## Written exercise
Reproduce every entry exactly and leave its pictures out.

## Records for the task
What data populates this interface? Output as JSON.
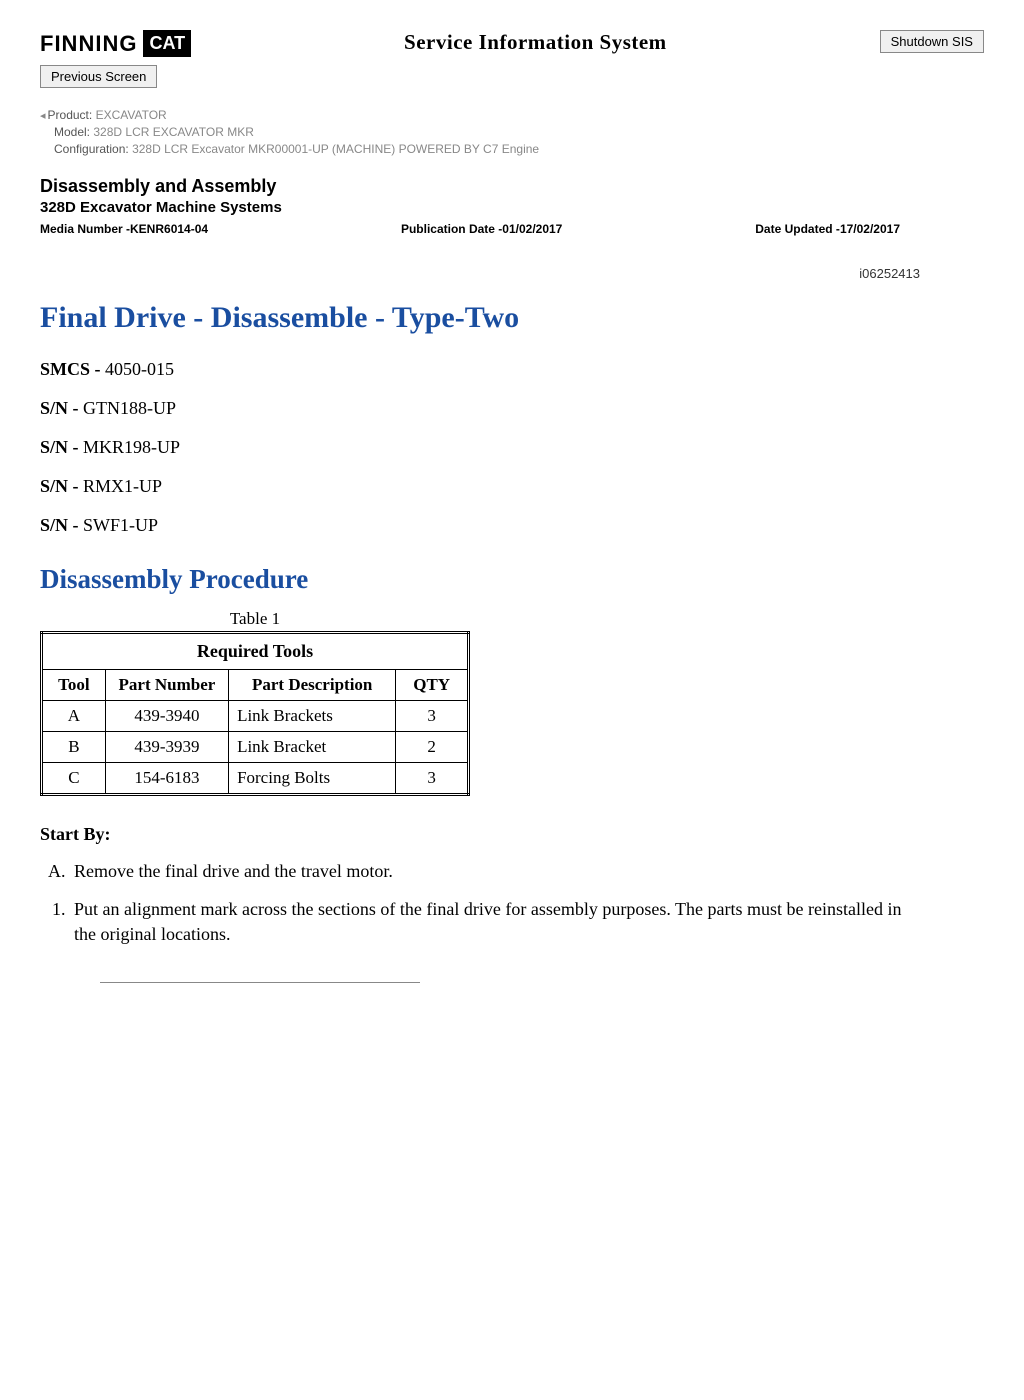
{
  "header": {
    "brand_text": "FINNING",
    "brand_badge": "CAT",
    "system_title": "Service Information System",
    "shutdown_btn": "Shutdown SIS",
    "previous_btn": "Previous Screen"
  },
  "meta": {
    "product_label": "Product:",
    "product_value": "EXCAVATOR",
    "model_label": "Model:",
    "model_value": "328D LCR EXCAVATOR MKR",
    "config_label": "Configuration:",
    "config_value": "328D LCR Excavator MKR00001-UP (MACHINE) POWERED BY C7 Engine"
  },
  "doc": {
    "section": "Disassembly and Assembly",
    "subsection": "328D Excavator Machine Systems",
    "media_label": "Media Number -",
    "media_value": "KENR6014-04",
    "pubdate_label": "Publication Date -",
    "pubdate_value": "01/02/2017",
    "updated_label": "Date Updated -",
    "updated_value": "17/02/2017",
    "refno": "i06252413"
  },
  "article": {
    "title": "Final Drive - Disassemble - Type-Two",
    "smcs_label": "SMCS - ",
    "smcs_value": "4050-015",
    "sn_label": "S/N - ",
    "sns": [
      "GTN188-UP",
      "MKR198-UP",
      "RMX1-UP",
      "SWF1-UP"
    ],
    "procedure_title": "Disassembly Procedure"
  },
  "table": {
    "caption": "Table 1",
    "title": "Required Tools",
    "columns": [
      "Tool",
      "Part Number",
      "Part Description",
      "QTY"
    ],
    "rows": [
      [
        "A",
        "439-3940",
        "Link Brackets",
        "3"
      ],
      [
        "B",
        "439-3939",
        "Link Bracket",
        "2"
      ],
      [
        "C",
        "154-6183",
        "Forcing Bolts",
        "3"
      ]
    ],
    "col_widths": [
      "50px",
      "120px",
      "170px",
      "60px"
    ]
  },
  "body": {
    "startby_label": "Start By:",
    "alpha_steps": [
      "Remove the final drive and the travel motor."
    ],
    "num_steps": [
      "Put an alignment mark across the sections of the final drive for assembly purposes. The parts must be reinstalled in the original locations."
    ]
  },
  "colors": {
    "link_blue": "#1a4ea0",
    "meta_grey": "#888888"
  }
}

## Right answer
What data populates this interface? Output as JSON.
{
  "header": {
    "brand_text": "FINNING",
    "brand_badge": "CAT",
    "system_title": "Service Information System",
    "shutdown_btn": "Shutdown SIS",
    "previous_btn": "Previous Screen"
  },
  "meta": {
    "product_label": "Product:",
    "product_value": "EXCAVATOR",
    "model_label": "Model:",
    "model_value": "328D LCR EXCAVATOR MKR",
    "config_label": "Configuration:",
    "config_value": "328D LCR Excavator MKR00001-UP (MACHINE) POWERED BY C7 Engine"
  },
  "doc": {
    "section": "Disassembly and Assembly",
    "subsection": "328D Excavator Machine Systems",
    "media_label": "Media Number -",
    "media_value": "KENR6014-04",
    "pubdate_label": "Publication Date -",
    "pubdate_value": "01/02/2017",
    "updated_label": "Date Updated -",
    "updated_value": "17/02/2017",
    "refno": "i06252413"
  },
  "article": {
    "title": "Final Drive - Disassemble - Type-Two",
    "smcs_label": "SMCS - ",
    "smcs_value": "4050-015",
    "sn_label": "S/N - ",
    "sns": [
      "GTN188-UP",
      "MKR198-UP",
      "RMX1-UP",
      "SWF1-UP"
    ],
    "procedure_title": "Disassembly Procedure"
  },
  "table": {
    "caption": "Table 1",
    "title": "Required Tools",
    "columns": [
      "Tool",
      "Part Number",
      "Part Description",
      "QTY"
    ],
    "rows": [
      [
        "A",
        "439-3940",
        "Link Brackets",
        "3"
      ],
      [
        "B",
        "439-3939",
        "Link Bracket",
        "2"
      ],
      [
        "C",
        "154-6183",
        "Forcing Bolts",
        "3"
      ]
    ],
    "col_widths": [
      "50px",
      "120px",
      "170px",
      "60px"
    ]
  },
  "body": {
    "startby_label": "Start By:",
    "alpha_steps": [
      "Remove the final drive and the travel motor."
    ],
    "num_steps": [
      "Put an alignment mark across the sections of the final drive for assembly purposes. The parts must be reinstalled in the original locations."
    ]
  },
  "colors": {
    "link_blue": "#1a4ea0",
    "meta_grey": "#888888"
  }
}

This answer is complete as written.